→ **LISTED ENTRIES**:
__________________________________________________

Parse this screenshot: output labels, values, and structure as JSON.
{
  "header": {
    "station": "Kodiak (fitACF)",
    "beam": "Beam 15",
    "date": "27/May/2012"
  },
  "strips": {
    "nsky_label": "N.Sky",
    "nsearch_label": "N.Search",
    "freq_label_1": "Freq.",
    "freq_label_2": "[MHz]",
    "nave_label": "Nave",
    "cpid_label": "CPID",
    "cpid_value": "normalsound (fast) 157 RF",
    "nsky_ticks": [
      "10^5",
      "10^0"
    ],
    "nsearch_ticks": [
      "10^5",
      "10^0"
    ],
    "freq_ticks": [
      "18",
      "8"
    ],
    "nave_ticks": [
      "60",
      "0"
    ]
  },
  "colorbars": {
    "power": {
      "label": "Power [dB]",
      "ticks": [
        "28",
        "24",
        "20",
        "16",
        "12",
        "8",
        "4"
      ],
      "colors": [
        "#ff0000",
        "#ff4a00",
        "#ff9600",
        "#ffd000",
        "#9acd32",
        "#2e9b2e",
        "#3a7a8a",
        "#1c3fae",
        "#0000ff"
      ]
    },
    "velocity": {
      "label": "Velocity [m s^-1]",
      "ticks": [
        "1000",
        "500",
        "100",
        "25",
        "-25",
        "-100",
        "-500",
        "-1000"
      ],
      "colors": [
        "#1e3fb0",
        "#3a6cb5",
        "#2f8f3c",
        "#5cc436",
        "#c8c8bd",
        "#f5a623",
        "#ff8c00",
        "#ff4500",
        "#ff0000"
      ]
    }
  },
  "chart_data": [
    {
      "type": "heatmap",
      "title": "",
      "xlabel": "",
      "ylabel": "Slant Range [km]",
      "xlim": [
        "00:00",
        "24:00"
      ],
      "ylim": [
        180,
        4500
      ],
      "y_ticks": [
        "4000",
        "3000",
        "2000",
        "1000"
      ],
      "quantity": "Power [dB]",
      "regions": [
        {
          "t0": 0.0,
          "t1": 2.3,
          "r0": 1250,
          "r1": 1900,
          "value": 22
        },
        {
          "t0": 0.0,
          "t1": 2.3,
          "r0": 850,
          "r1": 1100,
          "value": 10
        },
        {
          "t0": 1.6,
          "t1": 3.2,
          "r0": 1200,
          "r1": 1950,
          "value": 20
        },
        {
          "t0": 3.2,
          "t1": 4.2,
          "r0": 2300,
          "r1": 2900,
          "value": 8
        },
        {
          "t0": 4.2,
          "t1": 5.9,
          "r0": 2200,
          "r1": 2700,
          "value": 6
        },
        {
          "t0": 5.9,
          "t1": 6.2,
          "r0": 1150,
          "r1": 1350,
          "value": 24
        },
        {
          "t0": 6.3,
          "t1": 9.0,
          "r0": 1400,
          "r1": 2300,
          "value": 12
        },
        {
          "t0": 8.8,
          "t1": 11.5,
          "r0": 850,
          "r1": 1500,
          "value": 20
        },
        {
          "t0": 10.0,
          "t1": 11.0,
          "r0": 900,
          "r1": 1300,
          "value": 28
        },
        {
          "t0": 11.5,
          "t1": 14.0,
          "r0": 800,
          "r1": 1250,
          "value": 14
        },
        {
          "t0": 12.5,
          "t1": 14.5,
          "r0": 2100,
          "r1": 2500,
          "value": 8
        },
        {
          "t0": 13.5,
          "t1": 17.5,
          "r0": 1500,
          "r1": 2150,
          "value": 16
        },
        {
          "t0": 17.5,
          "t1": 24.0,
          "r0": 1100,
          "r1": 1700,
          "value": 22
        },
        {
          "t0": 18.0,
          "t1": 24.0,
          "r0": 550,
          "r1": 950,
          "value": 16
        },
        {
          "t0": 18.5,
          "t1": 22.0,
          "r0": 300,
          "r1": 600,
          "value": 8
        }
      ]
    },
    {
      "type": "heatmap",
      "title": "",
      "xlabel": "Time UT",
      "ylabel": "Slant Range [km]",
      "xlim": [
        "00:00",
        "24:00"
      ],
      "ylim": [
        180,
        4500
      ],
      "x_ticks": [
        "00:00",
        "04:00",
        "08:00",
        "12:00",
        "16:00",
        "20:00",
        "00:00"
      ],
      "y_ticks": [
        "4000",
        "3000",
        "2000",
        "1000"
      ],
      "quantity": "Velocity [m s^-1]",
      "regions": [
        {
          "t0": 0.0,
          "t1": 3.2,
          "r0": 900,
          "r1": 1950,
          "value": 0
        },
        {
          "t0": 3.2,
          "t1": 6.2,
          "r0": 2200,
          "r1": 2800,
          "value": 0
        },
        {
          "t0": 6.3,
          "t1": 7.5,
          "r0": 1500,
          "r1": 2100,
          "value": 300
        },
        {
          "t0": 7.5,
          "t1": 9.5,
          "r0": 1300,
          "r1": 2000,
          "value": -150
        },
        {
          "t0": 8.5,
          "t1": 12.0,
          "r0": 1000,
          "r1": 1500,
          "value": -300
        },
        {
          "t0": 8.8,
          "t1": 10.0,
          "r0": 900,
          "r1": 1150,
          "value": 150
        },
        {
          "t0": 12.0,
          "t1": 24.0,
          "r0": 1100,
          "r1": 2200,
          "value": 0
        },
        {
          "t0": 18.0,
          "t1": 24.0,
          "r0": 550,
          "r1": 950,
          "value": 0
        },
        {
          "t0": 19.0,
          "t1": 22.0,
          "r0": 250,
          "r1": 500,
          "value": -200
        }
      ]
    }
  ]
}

__________________________________________________

→ **WRITTEN PROBLEM**:
Reproduce each entry word for word.

→ **FINISHED ANSWER**:
Parse this screenshot: output labels, values, and structure as JSON.
{
  "header": {
    "station": "Kodiak (fitACF)",
    "beam": "Beam 15",
    "date": "27/May/2012"
  },
  "strips": {
    "nsky_label": "N.Sky",
    "nsearch_label": "N.Search",
    "freq_label_1": "Freq.",
    "freq_label_2": "[MHz]",
    "nave_label": "Nave",
    "cpid_label": "CPID",
    "cpid_value": "normalsound (fast) 157 RF",
    "nsky_ticks": [
      "10^5",
      "10^0"
    ],
    "nsearch_ticks": [
      "10^5",
      "10^0"
    ],
    "freq_ticks": [
      "18",
      "8"
    ],
    "nave_ticks": [
      "60",
      "0"
    ]
  },
  "colorbars": {
    "power": {
      "label": "Power [dB]",
      "ticks": [
        "28",
        "24",
        "20",
        "16",
        "12",
        "8",
        "4"
      ],
      "colors": [
        "#ff0000",
        "#ff4a00",
        "#ff9600",
        "#ffd000",
        "#9acd32",
        "#2e9b2e",
        "#3a7a8a",
        "#1c3fae",
        "#0000ff"
      ]
    },
    "velocity": {
      "label": "Velocity [m s^-1]",
      "ticks": [
        "1000",
        "500",
        "100",
        "25",
        "-25",
        "-100",
        "-500",
        "-1000"
      ],
      "colors": [
        "#1e3fb0",
        "#3a6cb5",
        "#2f8f3c",
        "#5cc436",
        "#c8c8bd",
        "#f5a623",
        "#ff8c00",
        "#ff4500",
        "#ff0000"
      ]
    }
  },
  "chart_data": [
    {
      "type": "heatmap",
      "title": "",
      "xlabel": "",
      "ylabel": "Slant Range [km]",
      "xlim": [
        "00:00",
        "24:00"
      ],
      "ylim": [
        180,
        4500
      ],
      "y_ticks": [
        "4000",
        "3000",
        "2000",
        "1000"
      ],
      "quantity": "Power [dB]",
      "regions": [
        {
          "t0": 0.0,
          "t1": 2.3,
          "r0": 1250,
          "r1": 1900,
          "value": 22
        },
        {
          "t0": 0.0,
          "t1": 2.3,
          "r0": 850,
          "r1": 1100,
          "value": 10
        },
        {
          "t0": 1.6,
          "t1": 3.2,
          "r0": 1200,
          "r1": 1950,
          "value": 20
        },
        {
          "t0": 3.2,
          "t1": 4.2,
          "r0": 2300,
          "r1": 2900,
          "value": 8
        },
        {
          "t0": 4.2,
          "t1": 5.9,
          "r0": 2200,
          "r1": 2700,
          "value": 6
        },
        {
          "t0": 5.9,
          "t1": 6.2,
          "r0": 1150,
          "r1": 1350,
          "value": 24
        },
        {
          "t0": 6.3,
          "t1": 9.0,
          "r0": 1400,
          "r1": 2300,
          "value": 12
        },
        {
          "t0": 8.8,
          "t1": 11.5,
          "r0": 850,
          "r1": 1500,
          "value": 20
        },
        {
          "t0": 10.0,
          "t1": 11.0,
          "r0": 900,
          "r1": 1300,
          "value": 28
        },
        {
          "t0": 11.5,
          "t1": 14.0,
          "r0": 800,
          "r1": 1250,
          "value": 14
        },
        {
          "t0": 12.5,
          "t1": 14.5,
          "r0": 2100,
          "r1": 2500,
          "value": 8
        },
        {
          "t0": 13.5,
          "t1": 17.5,
          "r0": 1500,
          "r1": 2150,
          "value": 16
        },
        {
          "t0": 17.5,
          "t1": 24.0,
          "r0": 1100,
          "r1": 1700,
          "value": 22
        },
        {
          "t0": 18.0,
          "t1": 24.0,
          "r0": 550,
          "r1": 950,
          "value": 16
        },
        {
          "t0": 18.5,
          "t1": 22.0,
          "r0": 300,
          "r1": 600,
          "value": 8
        }
      ]
    },
    {
      "type": "heatmap",
      "title": "",
      "xlabel": "Time UT",
      "ylabel": "Slant Range [km]",
      "xlim": [
        "00:00",
        "24:00"
      ],
      "ylim": [
        180,
        4500
      ],
      "x_ticks": [
        "00:00",
        "04:00",
        "08:00",
        "12:00",
        "16:00",
        "20:00",
        "00:00"
      ],
      "y_ticks": [
        "4000",
        "3000",
        "2000",
        "1000"
      ],
      "quantity": "Velocity [m s^-1]",
      "regions": [
        {
          "t0": 0.0,
          "t1": 3.2,
          "r0": 900,
          "r1": 1950,
          "value": 0
        },
        {
          "t0": 3.2,
          "t1": 6.2,
          "r0": 2200,
          "r1": 2800,
          "value": 0
        },
        {
          "t0": 6.3,
          "t1": 7.5,
          "r0": 1500,
          "r1": 2100,
          "value": 300
        },
        {
          "t0": 7.5,
          "t1": 9.5,
          "r0": 1300,
          "r1": 2000,
          "value": -150
        },
        {
          "t0": 8.5,
          "t1": 12.0,
          "r0": 1000,
          "r1": 1500,
          "value": -300
        },
        {
          "t0": 8.8,
          "t1": 10.0,
          "r0": 900,
          "r1": 1150,
          "value": 150
        },
        {
          "t0": 12.0,
          "t1": 24.0,
          "r0": 1100,
          "r1": 2200,
          "value": 0
        },
        {
          "t0": 18.0,
          "t1": 24.0,
          "r0": 550,
          "r1": 950,
          "value": 0
        },
        {
          "t0": 19.0,
          "t1": 22.0,
          "r0": 250,
          "r1": 500,
          "value": -200
        }
      ]
    }
  ]
}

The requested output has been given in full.